— Start of Dataset extract —

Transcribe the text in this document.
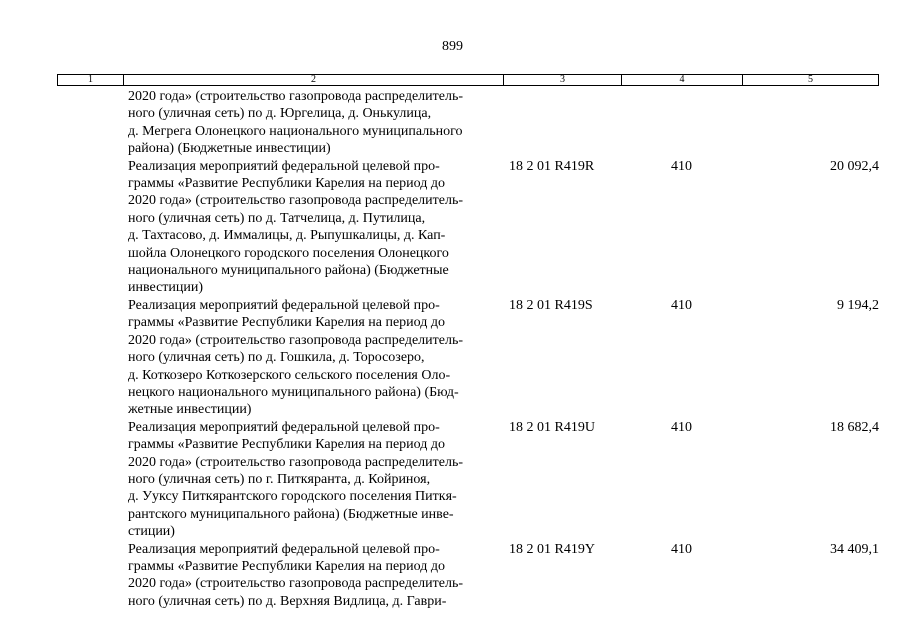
899
1	2	3	4	5
2020 года» (строительство газопровода распределитель-
ного (уличная сеть) по д. Юргелица, д. Онькулица,
д. Мегрега Олонецкого национального муниципального
района) (Бюджетные инвестиции)
Реализация мероприятий федеральной целевой про-
граммы «Развитие Республики Карелия на период до
2020 года» (строительство газопровода распределитель-
ного (уличная сеть) по д. Татчелица, д. Путилица,
д. Тахтасово, д. Иммалицы, д. Рыпушкалицы, д. Кап-
шойла Олонецкого городского поселения Олонецкого
национального муниципального района) (Бюджетные
инвестиции)
18 2 01 R419R	410	20 092,4
Реализация мероприятий федеральной целевой про-
граммы «Развитие Республики Карелия на период до
2020 года» (строительство газопровода распределитель-
ного (уличная сеть) по д. Гошкила, д. Торосозеро,
д. Коткозеро Коткозерского сельского поселения Оло-
нецкого национального муниципального района) (Бюд-
жетные инвестиции)
18 2 01 R419S	410	9 194,2
Реализация мероприятий федеральной целевой про-
граммы «Развитие Республики Карелия на период до
2020 года» (строительство газопровода распределитель-
ного (уличная сеть) по г. Питкяранта, д. Койриноя,
д. Ууксу Питкярантского городского поселения Питкя-
рантского муниципального района) (Бюджетные инве-
стиции)
18 2 01 R419U	410	18 682,4
Реализация мероприятий федеральной целевой про-
граммы «Развитие Республики Карелия на период до
2020 года» (строительство газопровода распределитель-
ного (уличная сеть) по д. Верхняя Видлица, д. Гаври-
18 2 01 R419Y	410	34 409,1
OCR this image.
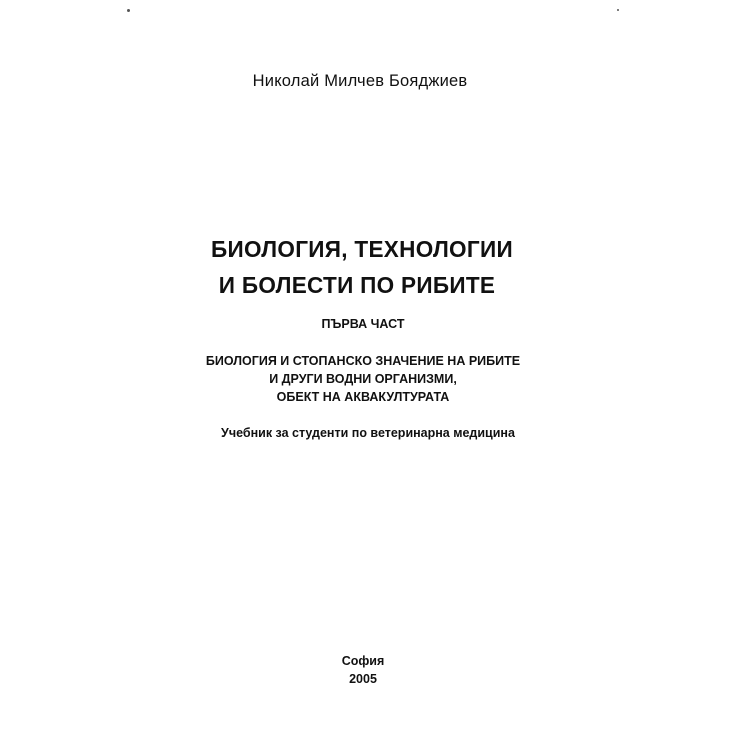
Николай Милчев Бояджиев
БИОЛОГИЯ, ТЕХНОЛОГИИ
И БОЛЕСТИ ПО РИБИТЕ
ПЪРВА ЧАСТ
БИОЛОГИЯ И СТОПАНСКО ЗНАЧЕНИЕ НА РИБИТЕ
И ДРУГИ ВОДНИ ОРГАНИЗМИ,
ОБЕКТ НА АКВАКУЛТУРАТА
Учебник за студенти по ветеринарна медицина
София
2005
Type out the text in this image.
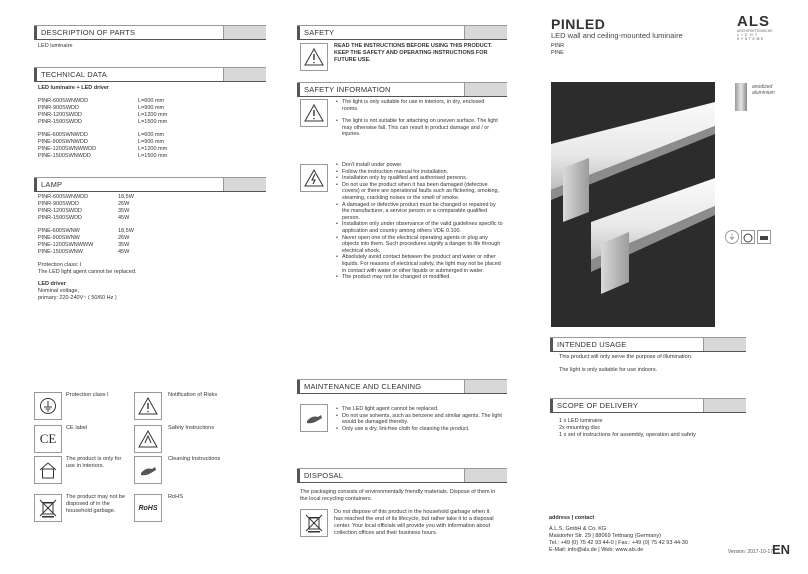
DESCRIPTION OF PARTS
LED luminaire
TECHNICAL DATA
LED luminaire + LED driver
PINR-600SWNWDD	L=600 mm
PINR-900SWDD	L=900 mm
PINR-1200SWDD	L=1200 mm
PINR-1500SWDD	L=1500 mm
PINE-600SWNWDD	L=600 mm
PINE-900SWNWDD	L=900 mm
PINE-1200SWNWWDD	L=1200 mm
PINE-1500SWNWDD	L=1500 mm
LAMP
PINR-600SWNWDD	18,5W
PINR-900SWDD	26W
PINR-1200SWDD	35W
PINR-1500SWDD	45W
PINE-600SWNW	18,5W
PINE-900SWNW	26W
PINE-1200SWNWWW	35W
PINE-1500SWNW	45W
Protection class: I
The LED light agent cannot be replaced.
LED driver
Nominal voltage,
primary: 220-240V~ ( 50/60 Hz )
Protection class I
CE
CE label
The product is only for use in interiors.
The product may not be disposed of in the household garbage.
Notification of Risks
Safety Instructions
Cleaning Instructions
RoHS
RoHS
SAFETY
READ THE INSTRUCTIONS BEFORE USING THIS PRODUCT. KEEP THE SAFETY AND OPERATING INSTRUCTIONS FOR FUTURE USE.
SAFETY INFORMATION
• The light is only suitable for use in interiors, in dry, enclosed rooms.
• The light is not suitable for attaching on uneven surface. The light may otherwise fall. This can result in product damage and / or injuries.
• Don't install under power.
• Follow the instruction manual for installation.
• Installation only by qualified and authorised persons.
• Do not use the product when it has been damaged (defective covers) or there are operational faults such as flickering, smoking, steaming, crackling noises or the smell of smoke.
• A damaged or defective product must be changed or repaired by the manufacturer, a service person or a comparable qualified person.
• Installation only under observance of the valid guidelines specific to application and country among others VDE 0.100.
• Never open one of the electrical operating agents or plug any objects into them. Such procedures signify a danger to life through electrical shock.
• Absolutely avoid contact between the product and water or other liquids. For reasons of electrical safety, the light may not be placed in contact with water or other liquids or submerged in water.
• The product may not be changed or modified.
MAINTENANCE AND CLEANING
• The LED light agent cannot be replaced.
• Do not use solvents, such as benzene and similar agents. The light would be damaged thereby.
• Only use a dry, lint-free cloth for cleaning the product.
DISPOSAL
The packaging consists of environmentally friendly materials. Dispose of them in the local recycling containers.
Do not dispose of this product in the household garbage when it has reached the end of its lifecycle, but rather take it to a disposal center. Your local officials will provide you with information about collection offices and their business hours.
PINLED
LED wall and ceiling-mounted luminaire
PINR
PINE
ALS
ARCHITEKTONISCHE
LICHT
SYSTEME
anodized
aluminium
⏚
INTENDED USAGE
This product will only serve the purpose of illumination.
The light is only suitable for use indoors.
SCOPE OF DELIVERY
1 x LED luminaire
2x mounting disc
1 x set of instructions for assembly, operation and safety
address | contact
A.L.S. GmbH & Co. KG
Maistorfer Str. 29 | 88069 Tettnang (Germany)
Tel.: +49 (0) 75 42 93 44-0 | Fax.: +49 (0) 75 42 93 44-30
E-Mail: info@als.de | Web: www.als.de	Version: 2017-10-17
EN
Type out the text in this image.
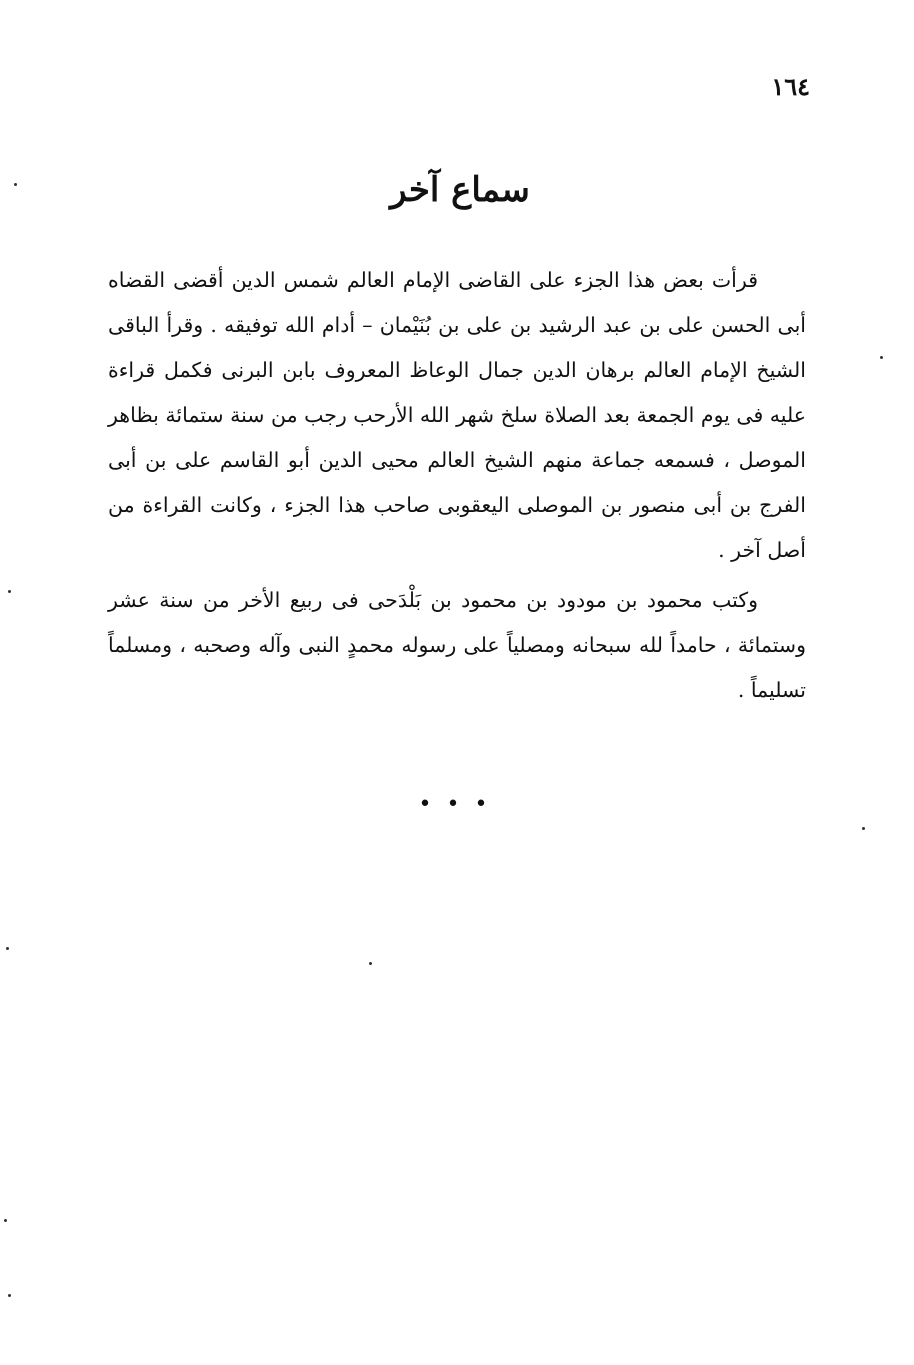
١٦٤
سماع آخر

قرأت بعض هذا الجزء على القاضى الإمام العالم شمس الدين أقضى القضاه أبى الحسن على بن عبد الرشيد بن على بن بُنَيْمان – أدام الله توفيقه . وقرأ الباقى الشيخ الإمام العالم برهان الدين جمال الوعاظ المعروف بابن البرنى فكمل قراءة عليه فى يوم الجمعة بعد الصلاة سلخ شهر الله الأرحب رجب من سنة ستمائة بظاهر الموصل ، فسمعه جماعة منهم الشيخ العالم محيى الدين أبو القاسم على بن أبى الفرج بن أبى منصور بن الموصلى اليعقوبى صاحب هذا الجزء ، وكانت القراءة من أصل آخر .

وكتب محمود بن مودود بن محمود بن بَلْدَحى فى ربيع الأخر من سنة عشر وستمائة ، حامداً لله سبحانه ومصلياً على رسوله محمدٍ النبى وآله وصحبه ، ومسلماً تسليماً .

• • •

— End of Dataset extract —

▸ **Task to complete**: All the records above need to be given again word for word. Skip the pictures.

▸ **Task result**:
Transcribe the text in this document.
899
1	2	3	4	5
2020 года» (строительство газопровода распределитель-
ного (уличная сеть) по д. Юргелица, д. Онькулица,
д. Мегрега Олонецкого национального муниципального
района) (Бюджетные инвестиции)
Реализация мероприятий федеральной целевой про-
граммы «Развитие Республики Карелия на период до
2020 года» (строительство газопровода распределитель-
ного (уличная сеть) по д. Татчелица, д. Путилица,
д. Тахтасово, д. Иммалицы, д. Рыпушкалицы, д. Кап-
шойла Олонецкого городского поселения Олонецкого
национального муниципального района) (Бюджетные
инвестиции)
18 2 01 R419R	410	20 092,4
Реализация мероприятий федеральной целевой про-
граммы «Развитие Республики Карелия на период до
2020 года» (строительство газопровода распределитель-
ного (уличная сеть) по д. Гошкила, д. Торосозеро,
д. Коткозеро Коткозерского сельского поселения Оло-
нецкого национального муниципального района) (Бюд-
жетные инвестиции)
18 2 01 R419S	410	9 194,2
Реализация мероприятий федеральной целевой про-
граммы «Развитие Республики Карелия на период до
2020 года» (строительство газопровода распределитель-
ного (уличная сеть) по г. Питкяранта, д. Койриноя,
д. Ууксу Питкярантского городского поселения Питкя-
рантского муниципального района) (Бюджетные инве-
стиции)
18 2 01 R419U	410	18 682,4
Реализация мероприятий федеральной целевой про-
граммы «Развитие Республики Карелия на период до
2020 года» (строительство газопровода распределитель-
ного (уличная сеть) по д. Верхняя Видлица, д. Гаври-
18 2 01 R419Y	410	34 409,1
OCR this image.
Николай Милчев Бояджиев
БИОЛОГИЯ, ТЕХНОЛОГИИ
И БОЛЕСТИ ПО РИБИТЕ
ПЪРВА ЧАСТ
БИОЛОГИЯ И СТОПАНСКО ЗНАЧЕНИЕ НА РИБИТЕ
И ДРУГИ ВОДНИ ОРГАНИЗМИ,
ОБЕКТ НА АКВАКУЛТУРАТА
Учебник за студенти по ветеринарна медицина
София
2005
Type out the text in this image.
DESCRIPTION OF PARTS
LED luminaire
TECHNICAL DATA
LED luminaire + LED driver
PINR-600SWNWDD	L=600 mm
PINR-900SWDD	L=900 mm
PINR-1200SWDD	L=1200 mm
PINR-1500SWDD	L=1500 mm
PINE-600SWNWDD	L=600 mm
PINE-900SWNWDD	L=900 mm
PINE-1200SWNWWDD	L=1200 mm
PINE-1500SWNWDD	L=1500 mm
LAMP
PINR-600SWNWDD	18,5W
PINR-900SWDD	26W
PINR-1200SWDD	35W
PINR-1500SWDD	45W
PINE-600SWNW	18,5W
PINE-900SWNW	26W
PINE-1200SWNWWW	35W
PINE-1500SWNW	45W
Protection class: I
The LED light agent cannot be replaced.
LED driver
Nominal voltage,
primary: 220-240V~ ( 50/60 Hz )
Protection class I
CE
CE label
The product is only for use in interiors.
The product may not be disposed of in the household garbage.
Notification of Risks
Safety Instructions
Cleaning Instructions
RoHS
RoHS
SAFETY
READ THE INSTRUCTIONS BEFORE USING THIS PRODUCT. KEEP THE SAFETY AND OPERATING INSTRUCTIONS FOR FUTURE USE.
SAFETY INFORMATION
• The light is only suitable for use in interiors, in dry, enclosed rooms.
• The light is not suitable for attaching on uneven surface. The light may otherwise fall. This can result in product damage and / or injuries.
• Don't install under power.
• Follow the instruction manual for installation.
• Installation only by qualified and authorised persons.
• Do not use the product when it has been damaged (defective covers) or there are operational faults such as flickering, smoking, steaming, crackling noises or the smell of smoke.
• A damaged or defective product must be changed or repaired by the manufacturer, a service person or a comparable qualified person.
• Installation only under observance of the valid guidelines specific to application and country among others VDE 0.100.
• Never open one of the electrical operating agents or plug any objects into them. Such procedures signify a danger to life through electrical shock.
• Absolutely avoid contact between the product and water or other liquids. For reasons of electrical safety, the light may not be placed in contact with water or other liquids or submerged in water.
• The product may not be changed or modified.
MAINTENANCE AND CLEANING
• The LED light agent cannot be replaced.
• Do not use solvents, such as benzene and similar agents. The light would be damaged thereby.
• Only use a dry, lint-free cloth for cleaning the product.
DISPOSAL
The packaging consists of environmentally friendly materials. Dispose of them in the local recycling containers.
Do not dispose of this product in the household garbage when it has reached the end of its lifecycle, but rather take it to a disposal center. Your local officials will provide you with information about collection offices and their business hours.
PINLED
LED wall and ceiling-mounted luminaire
PINR
PINE
ALS
ARCHITEKTONISCHE
LICHT
SYSTEME
anodized
aluminium
⏚
INTENDED USAGE
This product will only serve the purpose of illumination.
The light is only suitable for use indoors.
SCOPE OF DELIVERY
1 x LED luminaire
2x mounting disc
1 x set of instructions for assembly, operation and safety
address | contact
A.L.S. GmbH & Co. KG
Maistorfer Str. 29 | 88069 Tettnang (Germany)
Tel.: +49 (0) 75 42 93 44-0 | Fax.: +49 (0) 75 42 93 44-30
E-Mail: info@als.de | Web: www.als.de	Version: 2017-10-17
EN
Type out the text in this image.
١٦٤
سماع آخر

قرأت بعض هذا الجزء على القاضى الإمام العالم شمس الدين أقضى القضاه أبى الحسن على بن عبد الرشيد بن على بن بُنَيْمان – أدام الله توفيقه . وقرأ الباقى الشيخ الإمام العالم برهان الدين جمال الوعاظ المعروف بابن البرنى فكمل قراءة عليه فى يوم الجمعة بعد الصلاة سلخ شهر الله الأرحب رجب من سنة ستمائة بظاهر الموصل ، فسمعه جماعة منهم الشيخ العالم محيى الدين أبو القاسم على بن أبى الفرج بن أبى منصور بن الموصلى اليعقوبى صاحب هذا الجزء ، وكانت القراءة من أصل آخر .

وكتب محمود بن مودود بن محمود بن بَلْدَحى فى ربيع الأخر من سنة عشر وستمائة ، حامداً لله سبحانه ومصلياً على رسوله محمدٍ النبى وآله وصحبه ، ومسلماً تسليماً .

• • •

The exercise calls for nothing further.